PROMPT ::
Turn every line of the rows below into a JSON list of strings, with one string per line. Leave out blank lines.

A run of records ::

▬▬▬▬▬▬▬▬▬▬

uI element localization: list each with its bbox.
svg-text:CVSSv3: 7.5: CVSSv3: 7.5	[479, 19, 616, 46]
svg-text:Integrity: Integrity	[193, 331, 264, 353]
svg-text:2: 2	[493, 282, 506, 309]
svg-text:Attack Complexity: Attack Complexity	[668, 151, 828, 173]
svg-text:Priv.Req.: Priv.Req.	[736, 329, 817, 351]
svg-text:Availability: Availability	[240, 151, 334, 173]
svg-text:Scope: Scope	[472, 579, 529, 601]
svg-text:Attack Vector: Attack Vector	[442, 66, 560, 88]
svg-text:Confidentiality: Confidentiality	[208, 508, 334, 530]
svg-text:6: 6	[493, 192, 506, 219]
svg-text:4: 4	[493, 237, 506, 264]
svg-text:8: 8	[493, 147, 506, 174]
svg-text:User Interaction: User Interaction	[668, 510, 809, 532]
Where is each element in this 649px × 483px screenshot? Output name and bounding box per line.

▬▬▬▬▬▬▬▬▬▬

SOLUTION TO THE EXERCISE ::
[
  "uI element localization: list each with its bbox.",
  "svg-text:CVSSv3: 7.5: CVSSv3: 7.5\t[479, 19, 616, 46]",
  "svg-text:Integrity: Integrity\t[193, 331, 264, 353]",
  "svg-text:2: 2\t[493, 282, 506, 309]",
  "svg-text:Attack Complexity: Attack Complexity\t[668, 151, 828, 173]",
  "svg-text:Priv.Req.: Priv.Req.\t[736, 329, 817, 351]",
  "svg-text:Availability: Availability\t[240, 151, 334, 173]",
  "svg-text:Scope: Scope\t[472, 579, 529, 601]",
  "svg-text:Attack Vector: Attack Vector\t[442, 66, 560, 88]",
  "svg-text:Confidentiality: Confidentiality\t[208, 508, 334, 530]",
  "svg-text:6: 6\t[493, 192, 506, 219]",
  "svg-text:4: 4\t[493, 237, 506, 264]",
  "svg-text:8: 8\t[493, 147, 506, 174]",
  "svg-text:User Interaction: User Interaction\t[668, 510, 809, 532]",
  "Where is each element in this 649px × 483px screenshot? Output name and bounding box per line."
]